%%

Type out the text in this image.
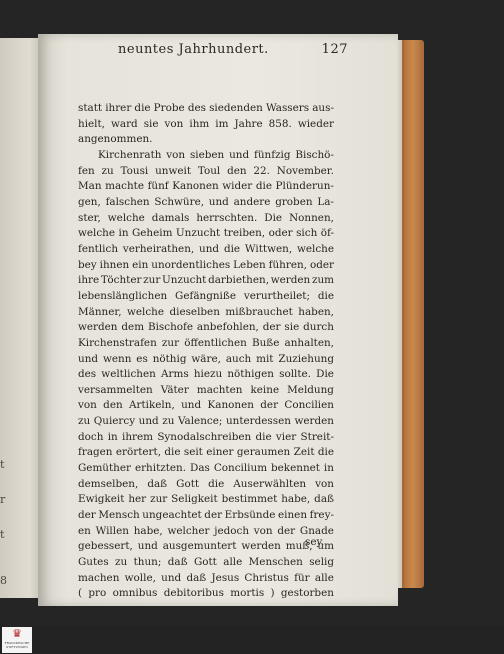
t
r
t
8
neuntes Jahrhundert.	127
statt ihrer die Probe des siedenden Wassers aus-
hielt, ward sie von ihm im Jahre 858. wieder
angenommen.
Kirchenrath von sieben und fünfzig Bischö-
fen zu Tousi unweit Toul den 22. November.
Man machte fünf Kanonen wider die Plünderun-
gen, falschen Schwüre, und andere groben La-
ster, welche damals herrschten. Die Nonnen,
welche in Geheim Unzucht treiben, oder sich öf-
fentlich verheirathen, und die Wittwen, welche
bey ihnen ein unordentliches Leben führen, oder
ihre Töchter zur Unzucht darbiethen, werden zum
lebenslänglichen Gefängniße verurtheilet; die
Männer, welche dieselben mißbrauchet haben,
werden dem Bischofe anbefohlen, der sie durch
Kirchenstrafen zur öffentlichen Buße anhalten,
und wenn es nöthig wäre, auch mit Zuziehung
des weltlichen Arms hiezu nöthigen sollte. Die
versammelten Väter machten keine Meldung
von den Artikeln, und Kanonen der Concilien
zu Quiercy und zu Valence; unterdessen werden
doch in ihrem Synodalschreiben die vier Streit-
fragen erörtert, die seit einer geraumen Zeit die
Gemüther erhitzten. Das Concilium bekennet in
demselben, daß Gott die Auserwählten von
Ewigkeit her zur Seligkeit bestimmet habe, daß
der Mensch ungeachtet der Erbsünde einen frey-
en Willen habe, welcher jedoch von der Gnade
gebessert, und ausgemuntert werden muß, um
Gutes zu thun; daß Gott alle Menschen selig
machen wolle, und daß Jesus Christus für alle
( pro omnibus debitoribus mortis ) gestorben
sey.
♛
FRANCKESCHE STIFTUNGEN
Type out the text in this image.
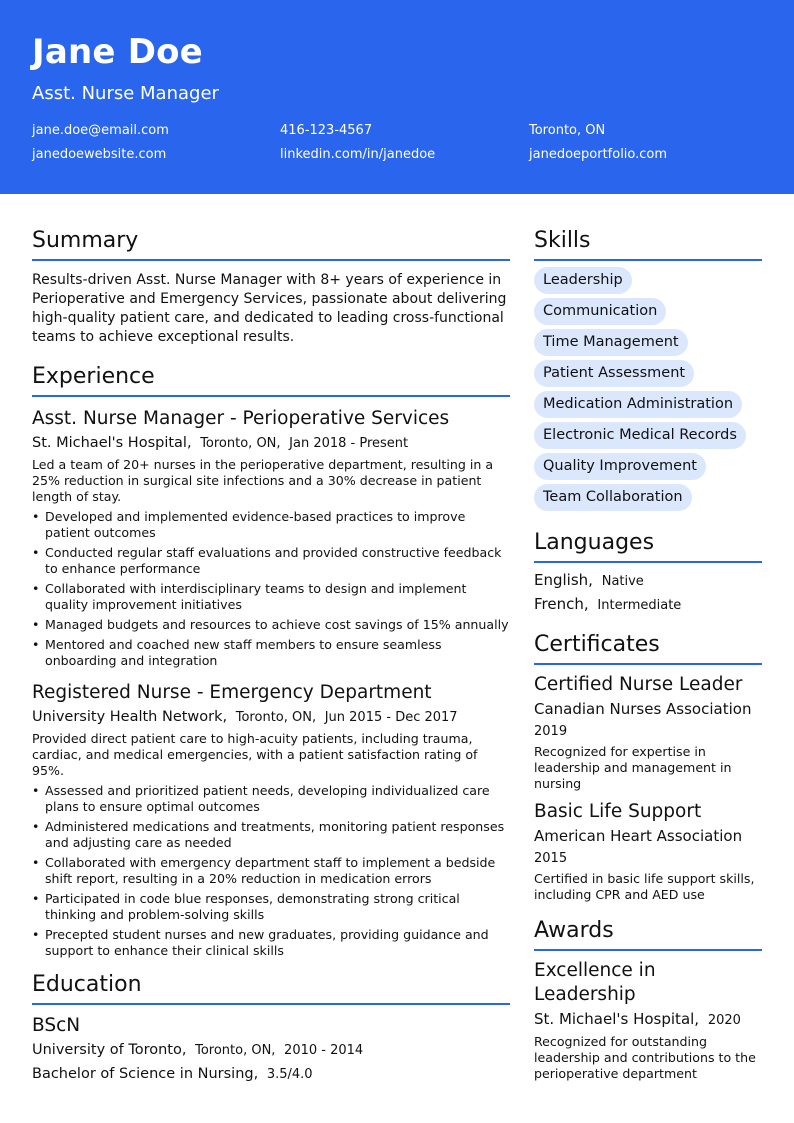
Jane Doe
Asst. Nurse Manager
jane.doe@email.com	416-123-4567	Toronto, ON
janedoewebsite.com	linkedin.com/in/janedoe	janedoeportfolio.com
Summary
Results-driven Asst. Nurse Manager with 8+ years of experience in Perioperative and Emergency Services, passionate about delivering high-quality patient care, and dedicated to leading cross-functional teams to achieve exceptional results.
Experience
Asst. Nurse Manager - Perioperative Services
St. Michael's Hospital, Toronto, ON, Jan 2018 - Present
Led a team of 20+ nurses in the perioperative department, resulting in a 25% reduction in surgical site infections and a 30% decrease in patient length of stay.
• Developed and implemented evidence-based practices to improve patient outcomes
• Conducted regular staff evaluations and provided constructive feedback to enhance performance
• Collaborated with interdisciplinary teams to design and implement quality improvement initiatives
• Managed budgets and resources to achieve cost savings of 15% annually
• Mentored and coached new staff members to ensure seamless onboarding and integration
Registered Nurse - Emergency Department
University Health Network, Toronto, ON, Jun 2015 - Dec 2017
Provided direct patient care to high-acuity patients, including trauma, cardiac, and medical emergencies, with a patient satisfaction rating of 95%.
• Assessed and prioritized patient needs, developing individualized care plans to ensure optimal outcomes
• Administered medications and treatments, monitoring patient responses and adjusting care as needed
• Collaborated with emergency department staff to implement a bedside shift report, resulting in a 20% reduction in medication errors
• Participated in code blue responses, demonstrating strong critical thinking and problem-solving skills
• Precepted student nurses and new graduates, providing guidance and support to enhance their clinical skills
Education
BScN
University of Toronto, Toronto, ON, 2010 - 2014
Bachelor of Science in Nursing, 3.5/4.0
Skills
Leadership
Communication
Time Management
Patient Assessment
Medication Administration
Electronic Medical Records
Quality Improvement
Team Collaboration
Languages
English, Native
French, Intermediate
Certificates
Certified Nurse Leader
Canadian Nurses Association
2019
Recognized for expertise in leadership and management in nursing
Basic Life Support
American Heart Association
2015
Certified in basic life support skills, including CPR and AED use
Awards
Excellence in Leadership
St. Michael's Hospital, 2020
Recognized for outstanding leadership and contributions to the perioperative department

%%

• _Work request_
Omitting all images, retype each line of the records precisely.

• _Answer for the task_
Type out the text in this image.
t
r
t
8
neuntes Jahrhundert.	127
statt ihrer die Probe des siedenden Wassers aus-
hielt, ward sie von ihm im Jahre 858. wieder
angenommen.
Kirchenrath von sieben und fünfzig Bischö-
fen zu Tousi unweit Toul den 22. November.
Man machte fünf Kanonen wider die Plünderun-
gen, falschen Schwüre, und andere groben La-
ster, welche damals herrschten. Die Nonnen,
welche in Geheim Unzucht treiben, oder sich öf-
fentlich verheirathen, und die Wittwen, welche
bey ihnen ein unordentliches Leben führen, oder
ihre Töchter zur Unzucht darbiethen, werden zum
lebenslänglichen Gefängniße verurtheilet; die
Männer, welche dieselben mißbrauchet haben,
werden dem Bischofe anbefohlen, der sie durch
Kirchenstrafen zur öffentlichen Buße anhalten,
und wenn es nöthig wäre, auch mit Zuziehung
des weltlichen Arms hiezu nöthigen sollte. Die
versammelten Väter machten keine Meldung
von den Artikeln, und Kanonen der Concilien
zu Quiercy und zu Valence; unterdessen werden
doch in ihrem Synodalschreiben die vier Streit-
fragen erörtert, die seit einer geraumen Zeit die
Gemüther erhitzten. Das Concilium bekennet in
demselben, daß Gott die Auserwählten von
Ewigkeit her zur Seligkeit bestimmet habe, daß
der Mensch ungeachtet der Erbsünde einen frey-
en Willen habe, welcher jedoch von der Gnade
gebessert, und ausgemuntert werden muß, um
Gutes zu thun; daß Gott alle Menschen selig
machen wolle, und daß Jesus Christus für alle
( pro omnibus debitoribus mortis ) gestorben
sey.
♛
FRANCKESCHE STIFTUNGEN
Type out the text in this image.
Jane Doe
Asst. Nurse Manager
jane.doe@email.com	416-123-4567	Toronto, ON
janedoewebsite.com	linkedin.com/in/janedoe	janedoeportfolio.com
Summary
Results-driven Asst. Nurse Manager with 8+ years of experience in Perioperative and Emergency Services, passionate about delivering high-quality patient care, and dedicated to leading cross-functional teams to achieve exceptional results.
Experience
Asst. Nurse Manager - Perioperative Services
St. Michael's Hospital, Toronto, ON, Jan 2018 - Present
Led a team of 20+ nurses in the perioperative department, resulting in a 25% reduction in surgical site infections and a 30% decrease in patient length of stay.
• Developed and implemented evidence-based practices to improve patient outcomes
• Conducted regular staff evaluations and provided constructive feedback to enhance performance
• Collaborated with interdisciplinary teams to design and implement quality improvement initiatives
• Managed budgets and resources to achieve cost savings of 15% annually
• Mentored and coached new staff members to ensure seamless onboarding and integration
Registered Nurse - Emergency Department
University Health Network, Toronto, ON, Jun 2015 - Dec 2017
Provided direct patient care to high-acuity patients, including trauma, cardiac, and medical emergencies, with a patient satisfaction rating of 95%.
• Assessed and prioritized patient needs, developing individualized care plans to ensure optimal outcomes
• Administered medications and treatments, monitoring patient responses and adjusting care as needed
• Collaborated with emergency department staff to implement a bedside shift report, resulting in a 20% reduction in medication errors
• Participated in code blue responses, demonstrating strong critical thinking and problem-solving skills
• Precepted student nurses and new graduates, providing guidance and support to enhance their clinical skills
Education
BScN
University of Toronto, Toronto, ON, 2010 - 2014
Bachelor of Science in Nursing, 3.5/4.0
Skills
Leadership
Communication
Time Management
Patient Assessment
Medication Administration
Electronic Medical Records
Quality Improvement
Team Collaboration
Languages
English, Native
French, Intermediate
Certificates
Certified Nurse Leader
Canadian Nurses Association
2019
Recognized for expertise in leadership and management in nursing
Basic Life Support
American Heart Association
2015
Certified in basic life support skills, including CPR and AED use
Awards
Excellence in Leadership
St. Michael's Hospital, 2020
Recognized for outstanding leadership and contributions to the perioperative department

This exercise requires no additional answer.